* Set of tasks:
1 – In the excerpt on micronucleus frequency in workers exposed to ionizing radiation, what did Au et al. (1991) postulate about cells from smokers?
2 – Condense the paragraph of the micronucleus excerpt that begins "Our results indicated that" into a short bulleted list that keeps its main facts.
3 – Extend the excerpt on micronucleus frequency in radiation-exposed workers by writing a continuation that picks up after its final sentence.

* Excerpt to read:
★ ★ ★ ★ ★ ★ ★

Our results indicated that, overall, MN frequency was higher in exposed workers than in controls, although the difference is not statistically significant. This finding is in agreement with other studies reporting a slight, but not significant, increase in MN frequency in workers occupationally exposed to low level ionizing radiation (Thierens et al., 1996; Cardoso et al., 2001). In our study no association between MN frequency and Hwb was found. Other reports have also indicated that it is difficult to establish a dose–effect relationship between chromosome damage and exposure to low levels of ionizing radiation (Barquinero et al., 1993; Thierens et al., 1996; Cardoso et al., 2001). The lack of a dose–effect relationship could be attributed to various factors, which may, in combination, influence the yield of cytogenetic damage. It has been hypothesized that the absence of an appreciable dose–effect relationship at low doses could be due to induction of repair enzymes until saturation is reached (Pohl-Rülig, 1990; Bauchinger, 1995). Another contributory mechanism could regard the physiological elimination of lymphocytes bearing chromosome damage (Bigatti et al., 1988).
Concerning the effect of smoking on MN frequency, the data reported in biomonitoring studies are contradictory (Sorsa et al., 1988; Au et al., 1991; Migliore et al., 1991; Tomanin et al., 1991; Norppa et al., 1993; Van Hummelen et al., 1993; Holmen et al., 1995; Bolognesi et al., 1997; Barale et al., 1998). In our study multiple regression analysis showed that smoking status affected genetic damage in both groups studied, but a significant association emerged only among exposed workers. Furthermore, exposed smokers showed greater frequencies of MN than control smokers, although this difference did not reach statistical significance. Moreover, as compared with exposed non-smokers, the exposed smokers exhibited significantly higher frequencies of MN in lymphocytes. These findings suggest that smoking can influence the genetic damage induced in humans by ionizing radiation. Interestingly, when Wang et al.(2000) measured the frequency of chromosomal aberrations after in vitro exposure to -rays in peripheral lymphocytes taken from a large population of healthy subjects they found that cigarette smoking affected the radiosensitivity of the cells. Using a challenge assay, Au et al. (1991) showed that chromosome aberration frequency was consistently higher after X-ray irradiation in lymphocytes from smokers than in those from non-smokers. Based on these data, the authors postulated that the cells from smokers have infidelity of DNA repair. However, the effects of smoking on genetic damage in humans exposed to ionizing radiation remain unclear. Among the studies that detected a significantly increased frequency of chromosomal damage in subjects exposed to ionizing radiation, only a few studies were able to identify the association between genetic damage and smoking status (da Cruz et al., 1994; Slozina et al., 1997).

★ ★ ★ ★ ★ ★ ★

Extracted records
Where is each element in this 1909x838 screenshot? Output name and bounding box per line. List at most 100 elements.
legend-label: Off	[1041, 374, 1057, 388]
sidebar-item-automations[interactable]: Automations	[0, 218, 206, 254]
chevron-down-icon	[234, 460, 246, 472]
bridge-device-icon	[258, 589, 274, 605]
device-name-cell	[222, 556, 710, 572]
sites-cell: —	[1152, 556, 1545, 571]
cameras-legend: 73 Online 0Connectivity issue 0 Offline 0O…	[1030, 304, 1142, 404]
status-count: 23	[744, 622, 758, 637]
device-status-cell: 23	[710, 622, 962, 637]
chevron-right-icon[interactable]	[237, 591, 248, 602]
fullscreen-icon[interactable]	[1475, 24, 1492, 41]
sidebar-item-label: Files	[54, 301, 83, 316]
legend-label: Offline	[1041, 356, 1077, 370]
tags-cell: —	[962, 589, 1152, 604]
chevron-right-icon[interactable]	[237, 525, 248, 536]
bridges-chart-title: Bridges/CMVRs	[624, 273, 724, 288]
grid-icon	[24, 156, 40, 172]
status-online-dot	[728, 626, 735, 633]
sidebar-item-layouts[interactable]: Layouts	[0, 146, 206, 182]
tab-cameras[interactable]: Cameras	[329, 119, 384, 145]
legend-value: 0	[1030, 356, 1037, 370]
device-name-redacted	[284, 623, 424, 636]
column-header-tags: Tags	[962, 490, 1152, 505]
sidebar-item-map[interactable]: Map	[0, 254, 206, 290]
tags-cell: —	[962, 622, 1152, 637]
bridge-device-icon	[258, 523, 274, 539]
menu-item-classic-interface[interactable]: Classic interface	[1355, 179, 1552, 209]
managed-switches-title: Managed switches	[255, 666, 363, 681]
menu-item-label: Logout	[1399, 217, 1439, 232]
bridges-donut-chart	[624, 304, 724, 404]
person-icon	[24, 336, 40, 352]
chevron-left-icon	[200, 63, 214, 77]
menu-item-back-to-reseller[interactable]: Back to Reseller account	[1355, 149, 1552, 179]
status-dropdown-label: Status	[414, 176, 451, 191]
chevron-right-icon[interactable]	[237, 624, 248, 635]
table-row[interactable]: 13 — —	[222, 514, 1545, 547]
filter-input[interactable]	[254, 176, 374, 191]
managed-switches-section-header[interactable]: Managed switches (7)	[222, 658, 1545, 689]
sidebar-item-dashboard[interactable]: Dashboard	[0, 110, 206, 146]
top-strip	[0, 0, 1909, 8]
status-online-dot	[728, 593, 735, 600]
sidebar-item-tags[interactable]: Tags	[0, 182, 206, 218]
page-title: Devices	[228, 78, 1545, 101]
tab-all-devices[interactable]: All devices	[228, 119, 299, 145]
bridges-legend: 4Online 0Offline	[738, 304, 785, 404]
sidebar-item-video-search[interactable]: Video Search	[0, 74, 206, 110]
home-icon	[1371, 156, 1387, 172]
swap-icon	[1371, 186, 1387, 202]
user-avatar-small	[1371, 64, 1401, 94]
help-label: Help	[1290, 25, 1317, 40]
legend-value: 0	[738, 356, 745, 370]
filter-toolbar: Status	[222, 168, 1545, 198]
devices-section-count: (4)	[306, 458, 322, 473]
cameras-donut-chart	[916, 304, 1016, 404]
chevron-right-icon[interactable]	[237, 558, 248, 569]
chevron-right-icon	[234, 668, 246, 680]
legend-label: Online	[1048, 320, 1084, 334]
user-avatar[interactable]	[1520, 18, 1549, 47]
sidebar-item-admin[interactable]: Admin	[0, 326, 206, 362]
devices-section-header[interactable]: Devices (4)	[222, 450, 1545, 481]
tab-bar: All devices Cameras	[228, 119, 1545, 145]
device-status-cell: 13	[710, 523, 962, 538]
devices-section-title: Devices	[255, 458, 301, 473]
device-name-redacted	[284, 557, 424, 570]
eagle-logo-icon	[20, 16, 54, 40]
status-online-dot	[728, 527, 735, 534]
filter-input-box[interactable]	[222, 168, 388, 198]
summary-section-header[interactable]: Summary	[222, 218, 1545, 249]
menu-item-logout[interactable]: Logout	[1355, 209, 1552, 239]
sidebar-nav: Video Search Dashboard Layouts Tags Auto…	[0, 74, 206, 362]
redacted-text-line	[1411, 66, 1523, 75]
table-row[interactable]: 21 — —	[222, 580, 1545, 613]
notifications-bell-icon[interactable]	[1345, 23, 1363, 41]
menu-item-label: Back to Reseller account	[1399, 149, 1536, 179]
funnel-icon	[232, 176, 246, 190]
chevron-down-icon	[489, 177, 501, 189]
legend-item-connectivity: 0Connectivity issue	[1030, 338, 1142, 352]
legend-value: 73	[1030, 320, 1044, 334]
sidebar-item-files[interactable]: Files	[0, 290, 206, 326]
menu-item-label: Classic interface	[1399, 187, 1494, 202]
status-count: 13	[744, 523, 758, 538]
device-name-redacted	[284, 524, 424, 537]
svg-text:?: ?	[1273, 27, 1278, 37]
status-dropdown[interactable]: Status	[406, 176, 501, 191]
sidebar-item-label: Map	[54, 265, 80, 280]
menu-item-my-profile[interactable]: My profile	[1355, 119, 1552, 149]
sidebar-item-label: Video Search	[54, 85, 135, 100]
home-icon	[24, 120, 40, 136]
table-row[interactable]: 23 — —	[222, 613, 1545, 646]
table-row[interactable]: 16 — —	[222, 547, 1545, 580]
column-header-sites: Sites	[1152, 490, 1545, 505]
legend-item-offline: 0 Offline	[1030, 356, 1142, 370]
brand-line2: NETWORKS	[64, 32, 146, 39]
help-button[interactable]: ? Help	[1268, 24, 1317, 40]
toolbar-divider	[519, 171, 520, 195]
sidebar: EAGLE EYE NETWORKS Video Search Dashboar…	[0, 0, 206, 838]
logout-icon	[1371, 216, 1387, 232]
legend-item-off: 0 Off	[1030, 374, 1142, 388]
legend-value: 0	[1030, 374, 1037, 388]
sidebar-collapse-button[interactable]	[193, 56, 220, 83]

★ ★ ★ ★ ★ ★ ★

* Your responses:
1 – They postulated that cells from smokers have infidelity of DNA repair.

2 –
- MN frequency was higher overall in exposed workers than in controls, but the difference was not statistically significant, in line with other studies of workers exposed to low-level ionizing radiation.
- No association was found between MN frequency and Hwb, and other reports also found it difficult to establish a dose–effect relationship at low exposure levels.
- Several factors, possibly in combination, may explain the missing dose–effect relationship.
- One hypothesis is the induction of repair enzymes until saturation is reached.
- Another possible mechanism is the physiological elimination of lymphocytes bearing chromosome damage.

3 –
We recorded a significant reduction in NDI among both exposed and non-exposed current smokers. This could suggest that cigarette smoking also influences lymphocyte proliferation. There is evidence that exposure of human T cells to cigarette tar or its major phenolic components, hydroquinone and catechol, causes a cessation of DNA synthesis without cytotoxity (Li et al., 1996; Karla et al., 2000). Moreover, in vitro studies have demonstrated that hydroquinone and catechol inhibit lymphocyte proliferation by acting on some essential and rate limiting enzyme in DNA synthesis, such as DNA polymerase or ribonucleotide reductase (Li et al., 1996; McCue et al., 2000).
In our study MN frequencies tended to rise with age in both groups of subjects, although a significant association emerged only in the control group. Our current knowledge of the effect of age on MN frequencies has come from biomonitoring studies (Barale et al., 1998; Fenech et al., 1998; Bolognesi et al., 1999); the age effect has recently been confirmed by data on nearly 7000 subjects of the Human MicroNucleus Project (Bonassi et al., 2001). It has been postulated that the age effect could reflect a progressive increase in spontaneous chromosome instability, associated with an accumulation of DNA damage due to an age-related decline in DNA repair capacity (Wei et al., 1993; Barnett and King, 1995). The effect could also be explained by an increase in chromosome loss during aging (Richard et al., 1994; Guttenbach et al., 1995; Stone and Sandberg, 1995; Catalàn et al., 1998).
Another possible confounding factor is gender: higher frequencies of MN have previously been reported in females than in males (Barale et al., 1998; Fenech, 1998). In our study the gender exerted an influence on the yield of MN in the exposed group. The absence of any statistically observable effect may have been due to the relatively low number of females in both study groups.
In summary, our data suggest the presence of increased chromosomal damage (in terms of MN) in smokers, but not in non-smokers, occupationally exposed to low levels of ionizing radiation. These findings suggest that the effect of cigarette smoking should be considered in genetic monitoring for assessing risk associated with low level radiation exposure. Studies are needed to investigate the existence of a possible influence of smoking on genetic damage induced by ionizing radiation. The present study also indicates the usefulness of MN analysis as a biological exposure index for individual risk assessment in medical surveillance programs. Biological indicators of radiation damage are also essential for dose estimation after radiation accidents or in the presence of operational hitches in physical dosimetry.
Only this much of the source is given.